Dataset items
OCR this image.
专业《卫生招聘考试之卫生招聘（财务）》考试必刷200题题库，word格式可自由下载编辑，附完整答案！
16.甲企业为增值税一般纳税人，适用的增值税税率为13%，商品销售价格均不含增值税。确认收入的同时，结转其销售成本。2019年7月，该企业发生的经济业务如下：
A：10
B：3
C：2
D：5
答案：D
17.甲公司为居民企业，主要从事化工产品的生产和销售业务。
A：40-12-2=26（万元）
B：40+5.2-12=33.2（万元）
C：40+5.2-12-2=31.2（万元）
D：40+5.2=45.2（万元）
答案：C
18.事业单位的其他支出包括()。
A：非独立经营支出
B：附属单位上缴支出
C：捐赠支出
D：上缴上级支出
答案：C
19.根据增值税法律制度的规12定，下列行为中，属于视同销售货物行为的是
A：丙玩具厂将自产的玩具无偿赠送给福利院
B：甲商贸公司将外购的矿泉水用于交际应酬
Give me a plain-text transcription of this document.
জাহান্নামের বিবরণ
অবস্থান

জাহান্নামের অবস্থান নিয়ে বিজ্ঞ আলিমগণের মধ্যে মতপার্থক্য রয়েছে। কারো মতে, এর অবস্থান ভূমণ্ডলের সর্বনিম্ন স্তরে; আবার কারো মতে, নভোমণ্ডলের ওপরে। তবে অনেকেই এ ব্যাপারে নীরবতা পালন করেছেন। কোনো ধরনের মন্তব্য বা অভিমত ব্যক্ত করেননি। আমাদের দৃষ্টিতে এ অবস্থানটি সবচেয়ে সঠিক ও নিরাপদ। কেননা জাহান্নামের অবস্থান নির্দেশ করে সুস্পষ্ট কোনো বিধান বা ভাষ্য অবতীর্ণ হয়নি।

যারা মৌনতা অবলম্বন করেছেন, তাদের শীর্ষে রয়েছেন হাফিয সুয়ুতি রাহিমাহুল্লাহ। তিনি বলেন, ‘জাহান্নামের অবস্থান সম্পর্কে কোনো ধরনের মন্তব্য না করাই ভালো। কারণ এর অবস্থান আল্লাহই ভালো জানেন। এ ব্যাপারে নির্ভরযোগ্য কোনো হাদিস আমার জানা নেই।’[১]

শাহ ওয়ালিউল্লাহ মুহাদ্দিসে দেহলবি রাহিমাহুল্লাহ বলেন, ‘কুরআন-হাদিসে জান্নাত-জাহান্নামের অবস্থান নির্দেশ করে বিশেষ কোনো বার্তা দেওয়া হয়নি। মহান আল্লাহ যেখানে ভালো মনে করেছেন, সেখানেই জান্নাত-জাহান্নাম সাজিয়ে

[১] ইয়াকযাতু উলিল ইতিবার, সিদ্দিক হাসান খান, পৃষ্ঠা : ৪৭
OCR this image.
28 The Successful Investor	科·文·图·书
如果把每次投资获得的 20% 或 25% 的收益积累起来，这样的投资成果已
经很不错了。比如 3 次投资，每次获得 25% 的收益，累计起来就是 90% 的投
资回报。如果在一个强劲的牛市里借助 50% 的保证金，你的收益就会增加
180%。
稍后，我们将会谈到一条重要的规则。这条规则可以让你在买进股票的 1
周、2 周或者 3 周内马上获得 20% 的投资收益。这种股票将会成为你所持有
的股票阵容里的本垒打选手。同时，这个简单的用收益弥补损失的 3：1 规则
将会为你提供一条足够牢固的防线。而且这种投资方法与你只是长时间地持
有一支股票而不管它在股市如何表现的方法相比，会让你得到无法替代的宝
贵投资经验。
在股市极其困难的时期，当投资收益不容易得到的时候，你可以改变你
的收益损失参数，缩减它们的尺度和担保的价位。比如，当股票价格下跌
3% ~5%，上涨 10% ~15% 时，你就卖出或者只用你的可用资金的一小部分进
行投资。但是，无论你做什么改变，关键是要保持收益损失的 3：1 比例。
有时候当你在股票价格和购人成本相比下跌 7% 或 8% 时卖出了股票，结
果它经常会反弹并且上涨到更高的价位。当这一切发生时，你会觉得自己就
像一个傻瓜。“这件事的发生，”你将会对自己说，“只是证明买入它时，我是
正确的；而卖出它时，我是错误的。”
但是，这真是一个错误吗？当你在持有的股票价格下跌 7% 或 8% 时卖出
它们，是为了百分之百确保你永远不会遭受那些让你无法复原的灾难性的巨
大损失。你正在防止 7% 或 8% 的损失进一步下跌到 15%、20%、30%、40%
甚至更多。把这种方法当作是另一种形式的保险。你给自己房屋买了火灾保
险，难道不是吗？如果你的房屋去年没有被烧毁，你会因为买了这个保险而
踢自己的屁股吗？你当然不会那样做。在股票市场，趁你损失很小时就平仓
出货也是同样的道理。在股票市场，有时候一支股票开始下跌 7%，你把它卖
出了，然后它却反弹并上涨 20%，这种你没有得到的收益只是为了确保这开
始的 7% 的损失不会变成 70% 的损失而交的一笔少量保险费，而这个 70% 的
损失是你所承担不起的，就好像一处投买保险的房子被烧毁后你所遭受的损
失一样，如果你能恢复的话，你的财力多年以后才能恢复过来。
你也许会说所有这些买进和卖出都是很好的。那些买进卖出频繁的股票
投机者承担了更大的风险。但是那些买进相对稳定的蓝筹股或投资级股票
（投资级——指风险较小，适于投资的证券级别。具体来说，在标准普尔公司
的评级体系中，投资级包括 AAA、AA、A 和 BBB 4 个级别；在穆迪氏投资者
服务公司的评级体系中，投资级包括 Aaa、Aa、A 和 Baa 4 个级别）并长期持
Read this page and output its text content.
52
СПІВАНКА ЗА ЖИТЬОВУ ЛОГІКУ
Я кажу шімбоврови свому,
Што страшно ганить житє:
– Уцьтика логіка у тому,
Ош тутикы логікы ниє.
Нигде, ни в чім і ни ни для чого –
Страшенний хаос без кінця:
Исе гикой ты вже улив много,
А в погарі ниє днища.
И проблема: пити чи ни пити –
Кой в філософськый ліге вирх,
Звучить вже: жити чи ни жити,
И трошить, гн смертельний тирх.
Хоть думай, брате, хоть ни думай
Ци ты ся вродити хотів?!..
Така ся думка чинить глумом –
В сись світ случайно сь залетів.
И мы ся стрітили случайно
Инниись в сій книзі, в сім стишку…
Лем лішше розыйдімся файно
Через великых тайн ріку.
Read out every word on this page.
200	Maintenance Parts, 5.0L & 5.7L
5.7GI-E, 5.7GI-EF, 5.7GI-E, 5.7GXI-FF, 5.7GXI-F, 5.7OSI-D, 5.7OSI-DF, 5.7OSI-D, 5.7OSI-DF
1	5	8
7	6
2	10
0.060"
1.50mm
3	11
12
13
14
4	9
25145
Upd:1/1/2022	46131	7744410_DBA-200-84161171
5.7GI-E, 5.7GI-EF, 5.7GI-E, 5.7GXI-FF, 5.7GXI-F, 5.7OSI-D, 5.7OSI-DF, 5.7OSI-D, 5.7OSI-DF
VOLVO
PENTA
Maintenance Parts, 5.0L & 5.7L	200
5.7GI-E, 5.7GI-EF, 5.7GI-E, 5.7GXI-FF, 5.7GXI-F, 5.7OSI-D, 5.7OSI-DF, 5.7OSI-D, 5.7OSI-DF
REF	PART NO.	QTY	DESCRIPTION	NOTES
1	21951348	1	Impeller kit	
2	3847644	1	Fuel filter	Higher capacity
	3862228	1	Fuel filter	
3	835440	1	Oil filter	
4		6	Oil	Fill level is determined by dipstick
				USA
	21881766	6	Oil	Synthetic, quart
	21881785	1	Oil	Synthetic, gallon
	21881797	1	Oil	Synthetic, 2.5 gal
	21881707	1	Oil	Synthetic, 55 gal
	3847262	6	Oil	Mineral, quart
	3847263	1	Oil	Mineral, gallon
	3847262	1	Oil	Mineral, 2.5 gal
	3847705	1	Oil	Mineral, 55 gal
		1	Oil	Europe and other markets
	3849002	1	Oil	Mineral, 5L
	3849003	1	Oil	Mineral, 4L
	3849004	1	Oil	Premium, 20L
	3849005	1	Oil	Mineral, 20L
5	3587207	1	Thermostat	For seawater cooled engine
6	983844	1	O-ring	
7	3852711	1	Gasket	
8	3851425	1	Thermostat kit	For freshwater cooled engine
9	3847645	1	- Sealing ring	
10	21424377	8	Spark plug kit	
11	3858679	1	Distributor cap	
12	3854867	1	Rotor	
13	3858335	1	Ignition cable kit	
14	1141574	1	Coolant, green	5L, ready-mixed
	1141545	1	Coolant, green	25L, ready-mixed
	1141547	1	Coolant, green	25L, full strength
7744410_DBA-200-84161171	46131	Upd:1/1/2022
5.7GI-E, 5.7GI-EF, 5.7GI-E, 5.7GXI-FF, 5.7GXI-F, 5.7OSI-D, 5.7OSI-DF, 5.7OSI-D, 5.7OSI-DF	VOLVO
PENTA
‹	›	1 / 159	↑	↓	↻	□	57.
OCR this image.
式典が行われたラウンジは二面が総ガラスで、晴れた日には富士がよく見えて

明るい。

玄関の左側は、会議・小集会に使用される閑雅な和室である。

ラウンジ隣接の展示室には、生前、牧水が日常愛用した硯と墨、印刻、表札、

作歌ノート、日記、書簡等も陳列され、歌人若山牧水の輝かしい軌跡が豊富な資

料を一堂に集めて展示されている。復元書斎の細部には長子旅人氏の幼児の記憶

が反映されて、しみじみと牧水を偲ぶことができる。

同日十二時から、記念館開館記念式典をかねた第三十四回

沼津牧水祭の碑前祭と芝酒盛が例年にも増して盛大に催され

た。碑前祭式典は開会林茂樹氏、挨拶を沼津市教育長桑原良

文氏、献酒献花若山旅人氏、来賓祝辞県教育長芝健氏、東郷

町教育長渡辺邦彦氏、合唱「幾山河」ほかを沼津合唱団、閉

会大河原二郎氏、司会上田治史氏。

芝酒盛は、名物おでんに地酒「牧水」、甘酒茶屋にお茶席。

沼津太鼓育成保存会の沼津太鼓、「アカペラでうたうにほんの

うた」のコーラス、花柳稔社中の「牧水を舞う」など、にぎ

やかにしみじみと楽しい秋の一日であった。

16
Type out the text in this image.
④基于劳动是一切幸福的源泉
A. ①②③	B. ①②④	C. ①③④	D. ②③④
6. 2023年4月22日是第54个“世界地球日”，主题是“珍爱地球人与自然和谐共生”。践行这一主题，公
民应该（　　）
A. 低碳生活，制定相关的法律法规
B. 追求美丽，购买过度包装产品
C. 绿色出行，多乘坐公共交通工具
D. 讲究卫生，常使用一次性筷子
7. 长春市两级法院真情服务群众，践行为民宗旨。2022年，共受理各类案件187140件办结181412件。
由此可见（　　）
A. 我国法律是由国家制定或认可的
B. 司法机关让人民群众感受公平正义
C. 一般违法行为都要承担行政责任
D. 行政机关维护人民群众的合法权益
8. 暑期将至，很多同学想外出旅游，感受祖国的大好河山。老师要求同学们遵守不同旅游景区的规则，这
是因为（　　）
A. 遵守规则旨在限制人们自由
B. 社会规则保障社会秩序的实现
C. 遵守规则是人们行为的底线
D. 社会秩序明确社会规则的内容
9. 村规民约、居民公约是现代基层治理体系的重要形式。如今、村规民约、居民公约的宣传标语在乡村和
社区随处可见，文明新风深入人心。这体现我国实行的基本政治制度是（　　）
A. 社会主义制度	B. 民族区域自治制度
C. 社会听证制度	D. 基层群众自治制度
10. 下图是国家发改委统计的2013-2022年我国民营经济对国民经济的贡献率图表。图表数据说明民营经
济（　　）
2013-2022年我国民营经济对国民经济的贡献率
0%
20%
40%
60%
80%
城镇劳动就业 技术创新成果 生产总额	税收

* SHORT EXERCISE *
Gather all the lines that include the word "投资级包括" and copy them out.

* FINISHED TASK *
的评级体系中，投资级包括 AAA、AA、A 和 BBB 4 个级别；在穆迪氏投资者
服务公司的评级体系中，投资级包括 Aaa、Aa、A 和 Baa 4 个级别）并长期持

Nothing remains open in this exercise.